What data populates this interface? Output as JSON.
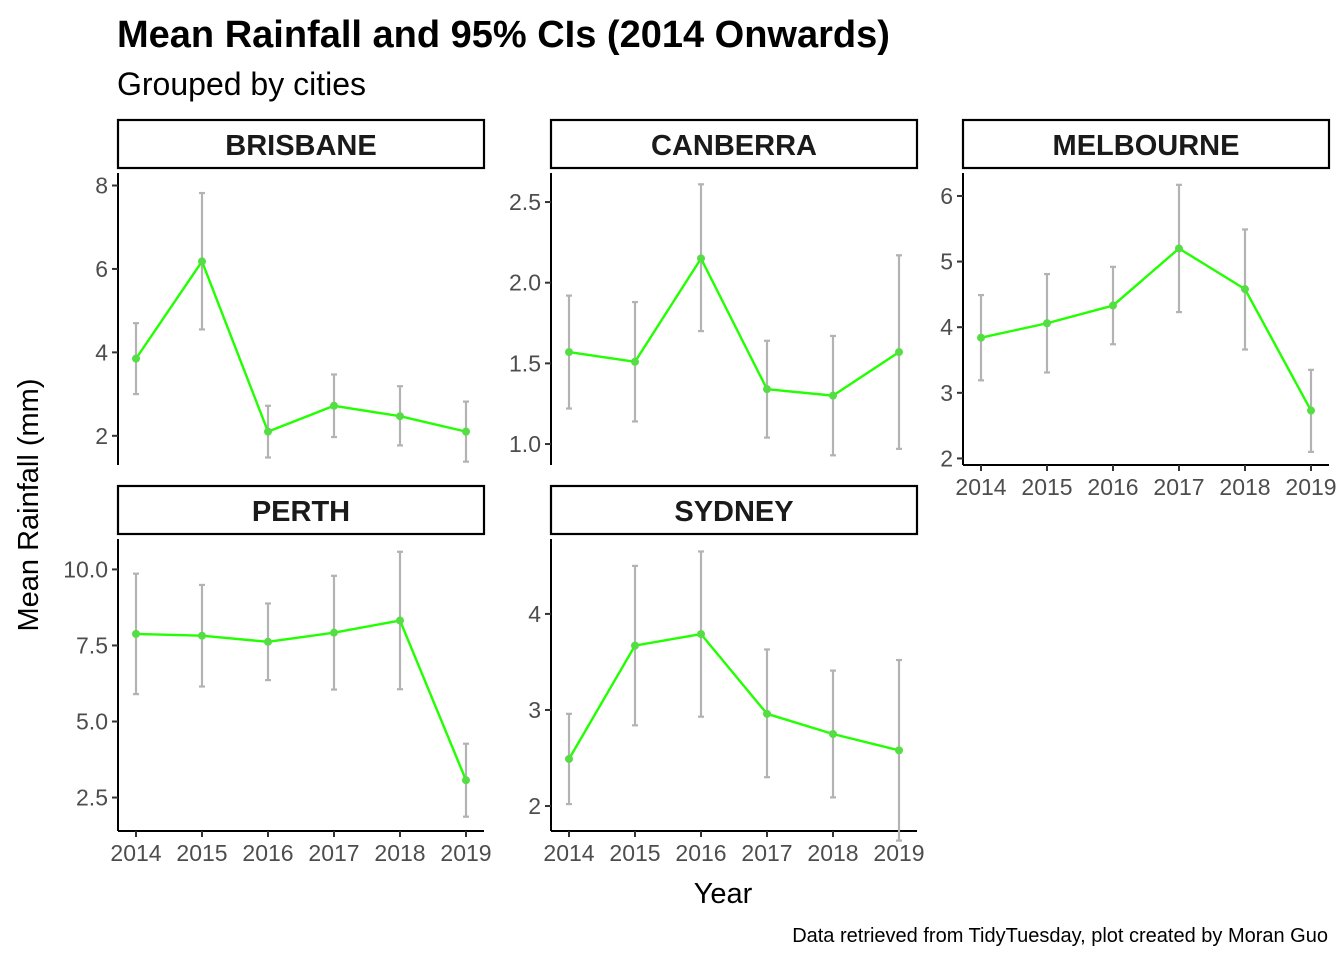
{
  "chart_data": {
    "type": "line",
    "title": "Mean Rainfall and 95% CIs (2014 Onwards)",
    "subtitle": "Grouped by cities",
    "xlabel": "Year",
    "ylabel": "Mean Rainfall (mm)",
    "caption": "Data retrieved from TidyTuesday, plot created by Moran Guo",
    "x": [
      "2014",
      "2015",
      "2016",
      "2017",
      "2018",
      "2019"
    ],
    "facet_scales": "free_y",
    "line_color": "#22ff00",
    "point_color": "#55dd44",
    "errorbar_color": "#b3b3b3",
    "grid": false,
    "panels": [
      {
        "name": "BRISBANE",
        "ylim": [
          1.3,
          8.3
        ],
        "yticks": [
          2,
          4,
          6,
          8
        ],
        "ytick_labels": [
          "2",
          "4",
          "6",
          "8"
        ],
        "values": [
          3.85,
          6.18,
          2.1,
          2.72,
          2.47,
          2.1
        ],
        "lower": [
          3.0,
          4.55,
          1.48,
          1.97,
          1.77,
          1.38
        ],
        "upper": [
          4.7,
          7.82,
          2.72,
          3.47,
          3.19,
          2.82
        ],
        "show_x_ticks": false
      },
      {
        "name": "CANBERRA",
        "ylim": [
          0.87,
          2.68
        ],
        "yticks": [
          1.0,
          1.5,
          2.0,
          2.5
        ],
        "ytick_labels": [
          "1.0",
          "1.5",
          "2.0",
          "2.5"
        ],
        "values": [
          1.57,
          1.51,
          2.15,
          1.34,
          1.3,
          1.57
        ],
        "lower": [
          1.22,
          1.14,
          1.7,
          1.04,
          0.93,
          0.97
        ],
        "upper": [
          1.92,
          1.88,
          2.61,
          1.64,
          1.67,
          2.17
        ],
        "show_x_ticks": false
      },
      {
        "name": "MELBOURNE",
        "ylim": [
          1.9,
          6.35
        ],
        "yticks": [
          2,
          3,
          4,
          5,
          6
        ],
        "ytick_labels": [
          "2",
          "3",
          "4",
          "5",
          "6"
        ],
        "values": [
          3.84,
          4.06,
          4.33,
          5.2,
          4.58,
          2.73
        ],
        "lower": [
          3.19,
          3.31,
          3.74,
          4.23,
          3.66,
          2.1
        ],
        "upper": [
          4.49,
          4.81,
          4.92,
          6.17,
          5.49,
          3.35
        ],
        "show_x_ticks": true
      },
      {
        "name": "PERTH",
        "ylim": [
          1.4,
          11.0
        ],
        "yticks": [
          2.5,
          5.0,
          7.5,
          10.0
        ],
        "ytick_labels": [
          "2.5",
          "5.0",
          "7.5",
          "10.0"
        ],
        "values": [
          7.88,
          7.82,
          7.62,
          7.92,
          8.32,
          3.07
        ],
        "lower": [
          5.9,
          6.15,
          6.36,
          6.05,
          6.06,
          1.87
        ],
        "upper": [
          9.86,
          9.49,
          8.88,
          9.79,
          10.58,
          4.27
        ],
        "show_x_ticks": true
      },
      {
        "name": "SYDNEY",
        "ylim": [
          1.74,
          4.78
        ],
        "yticks": [
          2,
          3,
          4
        ],
        "ytick_labels": [
          "2",
          "3",
          "4"
        ],
        "values": [
          2.49,
          3.67,
          3.79,
          2.96,
          2.75,
          2.58
        ],
        "lower": [
          2.02,
          2.84,
          2.93,
          2.3,
          2.09,
          1.64
        ],
        "upper": [
          2.96,
          4.5,
          4.65,
          3.63,
          3.41,
          3.52
        ],
        "show_x_ticks": true
      }
    ]
  }
}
---*---
Repeat each entry exactly. Pictures do not belong in the copy.

What data populates this interface? Output as JSON.
{
  "chart_data": {
    "type": "line",
    "title": "Mean Rainfall and 95% CIs (2014 Onwards)",
    "subtitle": "Grouped by cities",
    "xlabel": "Year",
    "ylabel": "Mean Rainfall (mm)",
    "caption": "Data retrieved from TidyTuesday, plot created by Moran Guo",
    "x": [
      "2014",
      "2015",
      "2016",
      "2017",
      "2018",
      "2019"
    ],
    "facet_scales": "free_y",
    "line_color": "#22ff00",
    "point_color": "#55dd44",
    "errorbar_color": "#b3b3b3",
    "grid": false,
    "panels": [
      {
        "name": "BRISBANE",
        "ylim": [
          1.3,
          8.3
        ],
        "yticks": [
          2,
          4,
          6,
          8
        ],
        "ytick_labels": [
          "2",
          "4",
          "6",
          "8"
        ],
        "values": [
          3.85,
          6.18,
          2.1,
          2.72,
          2.47,
          2.1
        ],
        "lower": [
          3.0,
          4.55,
          1.48,
          1.97,
          1.77,
          1.38
        ],
        "upper": [
          4.7,
          7.82,
          2.72,
          3.47,
          3.19,
          2.82
        ],
        "show_x_ticks": false
      },
      {
        "name": "CANBERRA",
        "ylim": [
          0.87,
          2.68
        ],
        "yticks": [
          1.0,
          1.5,
          2.0,
          2.5
        ],
        "ytick_labels": [
          "1.0",
          "1.5",
          "2.0",
          "2.5"
        ],
        "values": [
          1.57,
          1.51,
          2.15,
          1.34,
          1.3,
          1.57
        ],
        "lower": [
          1.22,
          1.14,
          1.7,
          1.04,
          0.93,
          0.97
        ],
        "upper": [
          1.92,
          1.88,
          2.61,
          1.64,
          1.67,
          2.17
        ],
        "show_x_ticks": false
      },
      {
        "name": "MELBOURNE",
        "ylim": [
          1.9,
          6.35
        ],
        "yticks": [
          2,
          3,
          4,
          5,
          6
        ],
        "ytick_labels": [
          "2",
          "3",
          "4",
          "5",
          "6"
        ],
        "values": [
          3.84,
          4.06,
          4.33,
          5.2,
          4.58,
          2.73
        ],
        "lower": [
          3.19,
          3.31,
          3.74,
          4.23,
          3.66,
          2.1
        ],
        "upper": [
          4.49,
          4.81,
          4.92,
          6.17,
          5.49,
          3.35
        ],
        "show_x_ticks": true
      },
      {
        "name": "PERTH",
        "ylim": [
          1.4,
          11.0
        ],
        "yticks": [
          2.5,
          5.0,
          7.5,
          10.0
        ],
        "ytick_labels": [
          "2.5",
          "5.0",
          "7.5",
          "10.0"
        ],
        "values": [
          7.88,
          7.82,
          7.62,
          7.92,
          8.32,
          3.07
        ],
        "lower": [
          5.9,
          6.15,
          6.36,
          6.05,
          6.06,
          1.87
        ],
        "upper": [
          9.86,
          9.49,
          8.88,
          9.79,
          10.58,
          4.27
        ],
        "show_x_ticks": true
      },
      {
        "name": "SYDNEY",
        "ylim": [
          1.74,
          4.78
        ],
        "yticks": [
          2,
          3,
          4
        ],
        "ytick_labels": [
          "2",
          "3",
          "4"
        ],
        "values": [
          2.49,
          3.67,
          3.79,
          2.96,
          2.75,
          2.58
        ],
        "lower": [
          2.02,
          2.84,
          2.93,
          2.3,
          2.09,
          1.64
        ],
        "upper": [
          2.96,
          4.5,
          4.65,
          3.63,
          3.41,
          3.52
        ],
        "show_x_ticks": true
      }
    ]
  }
}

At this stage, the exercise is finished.